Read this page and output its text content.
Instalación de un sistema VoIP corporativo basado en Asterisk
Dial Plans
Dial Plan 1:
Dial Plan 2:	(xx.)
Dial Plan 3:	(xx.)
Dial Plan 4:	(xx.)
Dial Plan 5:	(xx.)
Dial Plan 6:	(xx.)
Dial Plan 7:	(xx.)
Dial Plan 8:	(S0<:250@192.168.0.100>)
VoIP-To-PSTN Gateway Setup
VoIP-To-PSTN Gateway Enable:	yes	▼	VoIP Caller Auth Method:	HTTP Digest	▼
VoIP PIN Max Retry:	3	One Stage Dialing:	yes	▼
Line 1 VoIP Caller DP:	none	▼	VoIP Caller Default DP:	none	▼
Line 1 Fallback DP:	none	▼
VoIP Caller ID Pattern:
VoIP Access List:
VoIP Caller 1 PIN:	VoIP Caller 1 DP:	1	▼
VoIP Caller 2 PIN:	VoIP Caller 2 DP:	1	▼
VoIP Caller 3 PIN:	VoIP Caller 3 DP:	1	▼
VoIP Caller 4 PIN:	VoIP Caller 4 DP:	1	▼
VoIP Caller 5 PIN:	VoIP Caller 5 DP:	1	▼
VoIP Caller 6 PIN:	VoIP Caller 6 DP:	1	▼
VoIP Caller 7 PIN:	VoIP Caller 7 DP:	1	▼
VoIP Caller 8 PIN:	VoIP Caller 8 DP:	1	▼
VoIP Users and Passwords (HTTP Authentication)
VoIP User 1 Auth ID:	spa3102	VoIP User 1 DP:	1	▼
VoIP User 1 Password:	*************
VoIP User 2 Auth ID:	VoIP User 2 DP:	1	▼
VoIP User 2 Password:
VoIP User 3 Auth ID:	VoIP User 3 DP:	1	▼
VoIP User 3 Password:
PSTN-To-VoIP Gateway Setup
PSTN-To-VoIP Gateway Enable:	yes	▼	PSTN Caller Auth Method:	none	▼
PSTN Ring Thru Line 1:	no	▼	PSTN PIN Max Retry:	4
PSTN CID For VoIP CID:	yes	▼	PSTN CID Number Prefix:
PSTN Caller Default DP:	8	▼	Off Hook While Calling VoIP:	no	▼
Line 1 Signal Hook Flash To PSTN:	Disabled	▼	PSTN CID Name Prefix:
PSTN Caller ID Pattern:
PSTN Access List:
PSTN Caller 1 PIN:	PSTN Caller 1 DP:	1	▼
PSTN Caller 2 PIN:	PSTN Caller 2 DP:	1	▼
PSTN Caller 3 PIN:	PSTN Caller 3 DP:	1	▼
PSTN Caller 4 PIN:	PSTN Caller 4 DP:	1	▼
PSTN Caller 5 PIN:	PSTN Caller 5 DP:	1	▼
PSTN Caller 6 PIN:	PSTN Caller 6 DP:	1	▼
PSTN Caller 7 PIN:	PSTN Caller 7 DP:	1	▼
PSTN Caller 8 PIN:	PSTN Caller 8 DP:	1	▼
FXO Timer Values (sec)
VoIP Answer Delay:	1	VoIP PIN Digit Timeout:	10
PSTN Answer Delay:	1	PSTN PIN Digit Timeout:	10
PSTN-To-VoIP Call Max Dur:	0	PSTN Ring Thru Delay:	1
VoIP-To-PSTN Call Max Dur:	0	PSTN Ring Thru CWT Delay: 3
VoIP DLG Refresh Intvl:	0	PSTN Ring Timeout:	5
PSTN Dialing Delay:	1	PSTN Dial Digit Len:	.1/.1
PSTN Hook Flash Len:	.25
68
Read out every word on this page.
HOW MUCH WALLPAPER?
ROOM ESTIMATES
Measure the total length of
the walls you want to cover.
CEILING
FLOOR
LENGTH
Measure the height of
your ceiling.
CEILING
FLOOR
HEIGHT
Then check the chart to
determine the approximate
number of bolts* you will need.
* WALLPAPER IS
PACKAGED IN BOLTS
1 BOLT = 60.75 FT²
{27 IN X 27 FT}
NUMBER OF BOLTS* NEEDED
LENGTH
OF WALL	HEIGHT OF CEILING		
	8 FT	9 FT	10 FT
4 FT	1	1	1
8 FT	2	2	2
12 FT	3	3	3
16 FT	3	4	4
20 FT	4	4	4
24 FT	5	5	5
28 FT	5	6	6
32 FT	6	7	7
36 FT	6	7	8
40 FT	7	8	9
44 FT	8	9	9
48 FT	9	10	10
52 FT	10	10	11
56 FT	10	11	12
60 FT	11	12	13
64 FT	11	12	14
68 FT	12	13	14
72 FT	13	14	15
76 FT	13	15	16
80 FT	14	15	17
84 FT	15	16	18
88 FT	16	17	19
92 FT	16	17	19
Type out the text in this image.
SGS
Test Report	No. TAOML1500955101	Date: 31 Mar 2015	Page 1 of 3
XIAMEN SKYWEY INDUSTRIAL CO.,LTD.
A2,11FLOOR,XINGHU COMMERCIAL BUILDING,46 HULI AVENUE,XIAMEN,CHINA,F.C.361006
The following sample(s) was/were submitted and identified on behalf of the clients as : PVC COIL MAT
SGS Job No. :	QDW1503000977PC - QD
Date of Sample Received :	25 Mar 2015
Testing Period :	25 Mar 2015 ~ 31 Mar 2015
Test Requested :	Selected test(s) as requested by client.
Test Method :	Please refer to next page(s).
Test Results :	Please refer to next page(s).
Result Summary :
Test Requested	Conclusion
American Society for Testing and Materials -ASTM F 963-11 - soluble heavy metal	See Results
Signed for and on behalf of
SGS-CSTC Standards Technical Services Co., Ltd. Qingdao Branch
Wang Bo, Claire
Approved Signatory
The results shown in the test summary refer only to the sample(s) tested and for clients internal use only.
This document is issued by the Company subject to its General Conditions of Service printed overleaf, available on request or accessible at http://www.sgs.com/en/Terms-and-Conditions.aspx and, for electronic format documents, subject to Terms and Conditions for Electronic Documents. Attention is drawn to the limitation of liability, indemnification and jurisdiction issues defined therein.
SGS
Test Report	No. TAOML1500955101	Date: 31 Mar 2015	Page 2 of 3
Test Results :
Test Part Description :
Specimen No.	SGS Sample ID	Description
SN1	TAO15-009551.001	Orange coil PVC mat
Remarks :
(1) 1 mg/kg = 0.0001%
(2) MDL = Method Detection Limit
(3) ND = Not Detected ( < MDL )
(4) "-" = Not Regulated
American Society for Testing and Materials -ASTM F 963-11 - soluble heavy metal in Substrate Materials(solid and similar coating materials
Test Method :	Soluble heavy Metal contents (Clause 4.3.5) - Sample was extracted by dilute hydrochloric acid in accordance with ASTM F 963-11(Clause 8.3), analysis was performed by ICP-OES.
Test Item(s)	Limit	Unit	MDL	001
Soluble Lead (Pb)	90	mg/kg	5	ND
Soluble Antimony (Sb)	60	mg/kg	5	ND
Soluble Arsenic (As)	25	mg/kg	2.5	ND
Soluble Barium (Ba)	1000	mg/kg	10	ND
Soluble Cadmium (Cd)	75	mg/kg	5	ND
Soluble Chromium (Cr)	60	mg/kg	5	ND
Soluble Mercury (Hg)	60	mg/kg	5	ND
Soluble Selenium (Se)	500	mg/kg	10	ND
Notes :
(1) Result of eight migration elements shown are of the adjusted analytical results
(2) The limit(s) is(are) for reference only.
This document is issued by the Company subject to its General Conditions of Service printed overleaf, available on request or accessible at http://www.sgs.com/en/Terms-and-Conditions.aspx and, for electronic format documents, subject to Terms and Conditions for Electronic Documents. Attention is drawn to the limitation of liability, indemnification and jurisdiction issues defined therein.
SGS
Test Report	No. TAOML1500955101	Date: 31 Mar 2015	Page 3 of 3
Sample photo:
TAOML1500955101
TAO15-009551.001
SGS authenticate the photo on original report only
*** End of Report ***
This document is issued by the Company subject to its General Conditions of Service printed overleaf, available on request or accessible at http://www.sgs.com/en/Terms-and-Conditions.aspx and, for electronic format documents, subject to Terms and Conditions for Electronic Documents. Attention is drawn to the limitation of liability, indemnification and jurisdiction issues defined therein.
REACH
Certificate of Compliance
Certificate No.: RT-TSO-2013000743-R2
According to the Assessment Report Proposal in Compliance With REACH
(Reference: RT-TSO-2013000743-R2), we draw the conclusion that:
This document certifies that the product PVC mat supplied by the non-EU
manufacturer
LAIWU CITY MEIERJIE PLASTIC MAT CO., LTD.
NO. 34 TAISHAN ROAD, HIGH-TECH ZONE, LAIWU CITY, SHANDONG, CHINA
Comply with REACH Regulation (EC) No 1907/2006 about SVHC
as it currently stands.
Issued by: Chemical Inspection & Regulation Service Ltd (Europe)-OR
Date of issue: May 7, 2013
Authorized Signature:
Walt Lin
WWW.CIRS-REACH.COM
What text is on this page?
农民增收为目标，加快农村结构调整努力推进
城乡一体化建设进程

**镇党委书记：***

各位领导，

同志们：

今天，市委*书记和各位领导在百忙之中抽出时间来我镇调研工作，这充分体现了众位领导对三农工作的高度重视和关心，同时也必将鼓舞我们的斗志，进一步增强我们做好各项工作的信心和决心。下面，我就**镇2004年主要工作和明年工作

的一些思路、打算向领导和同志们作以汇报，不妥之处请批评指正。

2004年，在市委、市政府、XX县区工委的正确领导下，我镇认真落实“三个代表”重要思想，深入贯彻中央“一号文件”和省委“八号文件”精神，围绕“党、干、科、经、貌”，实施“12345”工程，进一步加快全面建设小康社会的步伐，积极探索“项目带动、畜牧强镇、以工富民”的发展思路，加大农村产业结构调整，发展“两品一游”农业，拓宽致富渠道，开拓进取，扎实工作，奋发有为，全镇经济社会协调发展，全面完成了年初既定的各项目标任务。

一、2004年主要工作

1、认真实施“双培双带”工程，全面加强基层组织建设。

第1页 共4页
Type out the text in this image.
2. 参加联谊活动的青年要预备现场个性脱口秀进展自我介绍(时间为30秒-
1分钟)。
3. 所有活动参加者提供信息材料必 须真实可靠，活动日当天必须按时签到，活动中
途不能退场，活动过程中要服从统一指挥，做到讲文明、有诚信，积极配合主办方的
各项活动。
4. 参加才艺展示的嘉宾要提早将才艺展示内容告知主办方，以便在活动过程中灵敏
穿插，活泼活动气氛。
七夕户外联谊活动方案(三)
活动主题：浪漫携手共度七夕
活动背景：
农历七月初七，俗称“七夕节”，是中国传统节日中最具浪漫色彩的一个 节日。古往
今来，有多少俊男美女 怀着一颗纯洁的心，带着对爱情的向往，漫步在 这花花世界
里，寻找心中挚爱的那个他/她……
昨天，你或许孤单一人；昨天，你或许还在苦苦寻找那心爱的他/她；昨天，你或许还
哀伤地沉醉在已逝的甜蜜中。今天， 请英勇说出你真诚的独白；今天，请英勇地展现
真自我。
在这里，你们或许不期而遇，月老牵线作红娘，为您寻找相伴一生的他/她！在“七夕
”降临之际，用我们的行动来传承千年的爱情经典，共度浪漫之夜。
....
Directive:
Leave out every line without the string "Setup" and copy the rest.

Full solution:
VoIP-To-PSTN Gateway Setup
PSTN-To-VoIP Gateway Setup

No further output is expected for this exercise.